▸ Exercise prompt:
Retype each entry below, keeping every character the same.

------------------------------

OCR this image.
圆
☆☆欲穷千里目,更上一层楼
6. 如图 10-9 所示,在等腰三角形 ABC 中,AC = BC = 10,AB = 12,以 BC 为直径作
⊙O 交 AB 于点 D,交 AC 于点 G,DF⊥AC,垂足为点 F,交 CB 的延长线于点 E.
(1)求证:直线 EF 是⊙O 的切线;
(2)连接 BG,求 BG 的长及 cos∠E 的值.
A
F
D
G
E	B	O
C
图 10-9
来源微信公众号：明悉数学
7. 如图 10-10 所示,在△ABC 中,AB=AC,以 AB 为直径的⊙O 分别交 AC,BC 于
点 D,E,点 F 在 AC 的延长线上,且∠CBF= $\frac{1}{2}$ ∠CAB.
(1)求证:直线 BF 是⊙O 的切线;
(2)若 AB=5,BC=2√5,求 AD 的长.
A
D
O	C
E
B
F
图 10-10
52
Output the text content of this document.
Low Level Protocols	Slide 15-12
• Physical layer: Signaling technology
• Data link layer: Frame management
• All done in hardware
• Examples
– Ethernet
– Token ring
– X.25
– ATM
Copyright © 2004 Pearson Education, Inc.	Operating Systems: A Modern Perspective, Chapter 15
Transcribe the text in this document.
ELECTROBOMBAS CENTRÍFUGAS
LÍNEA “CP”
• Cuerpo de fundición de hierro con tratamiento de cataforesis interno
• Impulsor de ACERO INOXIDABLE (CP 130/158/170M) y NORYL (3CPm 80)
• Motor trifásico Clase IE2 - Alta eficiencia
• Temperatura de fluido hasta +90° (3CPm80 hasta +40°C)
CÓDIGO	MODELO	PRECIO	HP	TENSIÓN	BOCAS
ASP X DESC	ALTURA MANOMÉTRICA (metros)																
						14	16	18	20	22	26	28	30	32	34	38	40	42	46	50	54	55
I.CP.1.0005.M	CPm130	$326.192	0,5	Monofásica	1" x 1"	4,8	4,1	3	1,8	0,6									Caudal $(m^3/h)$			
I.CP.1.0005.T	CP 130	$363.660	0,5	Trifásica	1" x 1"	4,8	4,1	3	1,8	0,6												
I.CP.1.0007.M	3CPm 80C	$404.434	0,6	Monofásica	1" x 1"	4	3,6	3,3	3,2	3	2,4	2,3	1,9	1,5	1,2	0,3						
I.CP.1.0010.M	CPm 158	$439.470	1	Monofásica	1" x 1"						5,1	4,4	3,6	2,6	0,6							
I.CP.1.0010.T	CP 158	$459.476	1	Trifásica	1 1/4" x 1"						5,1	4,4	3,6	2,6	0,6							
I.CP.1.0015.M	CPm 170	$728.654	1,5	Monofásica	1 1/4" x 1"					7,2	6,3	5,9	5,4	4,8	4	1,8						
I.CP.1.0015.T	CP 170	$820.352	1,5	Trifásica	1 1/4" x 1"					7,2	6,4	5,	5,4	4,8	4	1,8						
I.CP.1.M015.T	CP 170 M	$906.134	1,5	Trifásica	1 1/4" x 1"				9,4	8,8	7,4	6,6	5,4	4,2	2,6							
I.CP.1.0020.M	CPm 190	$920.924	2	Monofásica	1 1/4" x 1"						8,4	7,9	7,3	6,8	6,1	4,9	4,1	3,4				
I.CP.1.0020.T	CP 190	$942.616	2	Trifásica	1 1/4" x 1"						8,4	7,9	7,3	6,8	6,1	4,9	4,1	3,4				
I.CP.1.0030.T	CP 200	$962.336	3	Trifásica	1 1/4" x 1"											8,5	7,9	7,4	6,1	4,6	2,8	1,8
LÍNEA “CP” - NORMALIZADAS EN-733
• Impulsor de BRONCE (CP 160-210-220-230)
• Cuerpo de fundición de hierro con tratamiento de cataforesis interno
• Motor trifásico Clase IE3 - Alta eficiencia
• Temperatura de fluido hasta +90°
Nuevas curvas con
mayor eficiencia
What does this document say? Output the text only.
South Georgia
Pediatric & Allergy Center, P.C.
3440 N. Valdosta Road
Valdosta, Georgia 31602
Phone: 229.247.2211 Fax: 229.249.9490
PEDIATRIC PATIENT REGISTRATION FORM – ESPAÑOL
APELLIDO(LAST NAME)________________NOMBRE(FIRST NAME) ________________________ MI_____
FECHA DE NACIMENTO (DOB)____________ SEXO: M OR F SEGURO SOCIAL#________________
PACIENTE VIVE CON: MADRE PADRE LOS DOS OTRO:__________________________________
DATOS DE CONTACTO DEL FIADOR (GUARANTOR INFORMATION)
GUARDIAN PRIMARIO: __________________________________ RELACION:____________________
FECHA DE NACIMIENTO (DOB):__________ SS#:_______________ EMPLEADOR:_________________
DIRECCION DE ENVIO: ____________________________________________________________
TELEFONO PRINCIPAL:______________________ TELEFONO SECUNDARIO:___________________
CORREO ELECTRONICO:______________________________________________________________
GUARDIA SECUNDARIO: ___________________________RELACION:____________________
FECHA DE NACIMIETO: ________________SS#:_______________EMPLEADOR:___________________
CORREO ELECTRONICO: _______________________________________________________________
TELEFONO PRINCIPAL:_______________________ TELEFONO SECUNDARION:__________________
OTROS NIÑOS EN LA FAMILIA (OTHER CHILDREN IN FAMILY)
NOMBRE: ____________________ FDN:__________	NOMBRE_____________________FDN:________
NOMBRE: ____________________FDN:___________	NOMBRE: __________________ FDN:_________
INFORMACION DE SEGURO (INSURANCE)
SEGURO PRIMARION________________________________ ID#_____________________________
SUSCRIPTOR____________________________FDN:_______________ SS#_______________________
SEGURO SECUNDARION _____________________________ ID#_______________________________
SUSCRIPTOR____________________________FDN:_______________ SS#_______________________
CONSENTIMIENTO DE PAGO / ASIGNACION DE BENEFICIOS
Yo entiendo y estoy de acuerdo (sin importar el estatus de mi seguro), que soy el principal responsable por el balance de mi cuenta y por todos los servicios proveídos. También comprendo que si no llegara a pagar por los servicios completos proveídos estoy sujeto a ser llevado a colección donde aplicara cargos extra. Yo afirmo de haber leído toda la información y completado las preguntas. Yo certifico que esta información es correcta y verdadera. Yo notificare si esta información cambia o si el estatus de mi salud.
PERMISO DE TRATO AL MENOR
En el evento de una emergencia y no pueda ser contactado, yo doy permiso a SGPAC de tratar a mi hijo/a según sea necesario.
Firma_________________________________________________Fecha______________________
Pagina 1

------------------------------

▸ Full response:
OCR this image.
圆
☆☆欲穷千里目,更上一层楼
6. 如图 10-9 所示,在等腰三角形 ABC 中,AC = BC = 10,AB = 12,以 BC 为直径作
⊙O 交 AB 于点 D,交 AC 于点 G,DF⊥AC,垂足为点 F,交 CB 的延长线于点 E.
(1)求证:直线 EF 是⊙O 的切线;
(2)连接 BG,求 BG 的长及 cos∠E 的值.
A
F
D
G
E	B	O
C
图 10-9
来源微信公众号：明悉数学
7. 如图 10-10 所示,在△ABC 中,AB=AC,以 AB 为直径的⊙O 分别交 AC,BC 于
点 D,E,点 F 在 AC 的延长线上,且∠CBF= $\frac{1}{2}$ ∠CAB.
(1)求证:直线 BF 是⊙O 的切线;
(2)若 AB=5,BC=2√5,求 AD 的长.
A
D
O	C
E
B
F
图 10-10
52
Output the text content of this document.
Low Level Protocols	Slide 15-12
• Physical layer: Signaling technology
• Data link layer: Frame management
• All done in hardware
• Examples
– Ethernet
– Token ring
– X.25
– ATM
Copyright © 2004 Pearson Education, Inc.	Operating Systems: A Modern Perspective, Chapter 15
Transcribe the text in this document.
ELECTROBOMBAS CENTRÍFUGAS
LÍNEA “CP”
• Cuerpo de fundición de hierro con tratamiento de cataforesis interno
• Impulsor de ACERO INOXIDABLE (CP 130/158/170M) y NORYL (3CPm 80)
• Motor trifásico Clase IE2 - Alta eficiencia
• Temperatura de fluido hasta +90° (3CPm80 hasta +40°C)
CÓDIGO	MODELO	PRECIO	HP	TENSIÓN	BOCAS
ASP X DESC	ALTURA MANOMÉTRICA (metros)																
						14	16	18	20	22	26	28	30	32	34	38	40	42	46	50	54	55
I.CP.1.0005.M	CPm130	$326.192	0,5	Monofásica	1" x 1"	4,8	4,1	3	1,8	0,6									Caudal $(m^3/h)$			
I.CP.1.0005.T	CP 130	$363.660	0,5	Trifásica	1" x 1"	4,8	4,1	3	1,8	0,6												
I.CP.1.0007.M	3CPm 80C	$404.434	0,6	Monofásica	1" x 1"	4	3,6	3,3	3,2	3	2,4	2,3	1,9	1,5	1,2	0,3						
I.CP.1.0010.M	CPm 158	$439.470	1	Monofásica	1" x 1"						5,1	4,4	3,6	2,6	0,6							
I.CP.1.0010.T	CP 158	$459.476	1	Trifásica	1 1/4" x 1"						5,1	4,4	3,6	2,6	0,6							
I.CP.1.0015.M	CPm 170	$728.654	1,5	Monofásica	1 1/4" x 1"					7,2	6,3	5,9	5,4	4,8	4	1,8						
I.CP.1.0015.T	CP 170	$820.352	1,5	Trifásica	1 1/4" x 1"					7,2	6,4	5,	5,4	4,8	4	1,8						
I.CP.1.M015.T	CP 170 M	$906.134	1,5	Trifásica	1 1/4" x 1"				9,4	8,8	7,4	6,6	5,4	4,2	2,6							
I.CP.1.0020.M	CPm 190	$920.924	2	Monofásica	1 1/4" x 1"						8,4	7,9	7,3	6,8	6,1	4,9	4,1	3,4				
I.CP.1.0020.T	CP 190	$942.616	2	Trifásica	1 1/4" x 1"						8,4	7,9	7,3	6,8	6,1	4,9	4,1	3,4				
I.CP.1.0030.T	CP 200	$962.336	3	Trifásica	1 1/4" x 1"											8,5	7,9	7,4	6,1	4,6	2,8	1,8
LÍNEA “CP” - NORMALIZADAS EN-733
• Impulsor de BRONCE (CP 160-210-220-230)
• Cuerpo de fundición de hierro con tratamiento de cataforesis interno
• Motor trifásico Clase IE3 - Alta eficiencia
• Temperatura de fluido hasta +90°
Nuevas curvas con
mayor eficiencia
What does this document say? Output the text only.
South Georgia
Pediatric & Allergy Center, P.C.
3440 N. Valdosta Road
Valdosta, Georgia 31602
Phone: 229.247.2211 Fax: 229.249.9490
PEDIATRIC PATIENT REGISTRATION FORM – ESPAÑOL
APELLIDO(LAST NAME)________________NOMBRE(FIRST NAME) ________________________ MI_____
FECHA DE NACIMENTO (DOB)____________ SEXO: M OR F SEGURO SOCIAL#________________
PACIENTE VIVE CON: MADRE PADRE LOS DOS OTRO:__________________________________
DATOS DE CONTACTO DEL FIADOR (GUARANTOR INFORMATION)
GUARDIAN PRIMARIO: __________________________________ RELACION:____________________
FECHA DE NACIMIENTO (DOB):__________ SS#:_______________ EMPLEADOR:_________________
DIRECCION DE ENVIO: ____________________________________________________________
TELEFONO PRINCIPAL:______________________ TELEFONO SECUNDARIO:___________________
CORREO ELECTRONICO:______________________________________________________________
GUARDIA SECUNDARIO: ___________________________RELACION:____________________
FECHA DE NACIMIETO: ________________SS#:_______________EMPLEADOR:___________________
CORREO ELECTRONICO: _______________________________________________________________
TELEFONO PRINCIPAL:_______________________ TELEFONO SECUNDARION:__________________
OTROS NIÑOS EN LA FAMILIA (OTHER CHILDREN IN FAMILY)
NOMBRE: ____________________ FDN:__________	NOMBRE_____________________FDN:________
NOMBRE: ____________________FDN:___________	NOMBRE: __________________ FDN:_________
INFORMACION DE SEGURO (INSURANCE)
SEGURO PRIMARION________________________________ ID#_____________________________
SUSCRIPTOR____________________________FDN:_______________ SS#_______________________
SEGURO SECUNDARION _____________________________ ID#_______________________________
SUSCRIPTOR____________________________FDN:_______________ SS#_______________________
CONSENTIMIENTO DE PAGO / ASIGNACION DE BENEFICIOS
Yo entiendo y estoy de acuerdo (sin importar el estatus de mi seguro), que soy el principal responsable por el balance de mi cuenta y por todos los servicios proveídos. También comprendo que si no llegara a pagar por los servicios completos proveídos estoy sujeto a ser llevado a colección donde aplicara cargos extra. Yo afirmo de haber leído toda la información y completado las preguntas. Yo certifico que esta información es correcta y verdadera. Yo notificare si esta información cambia o si el estatus de mi salud.
PERMISO DE TRATO AL MENOR
En el evento de una emergencia y no pueda ser contactado, yo doy permiso a SGPAC de tratar a mi hijo/a según sea necesario.
Firma_________________________________________________Fecha______________________
Pagina 1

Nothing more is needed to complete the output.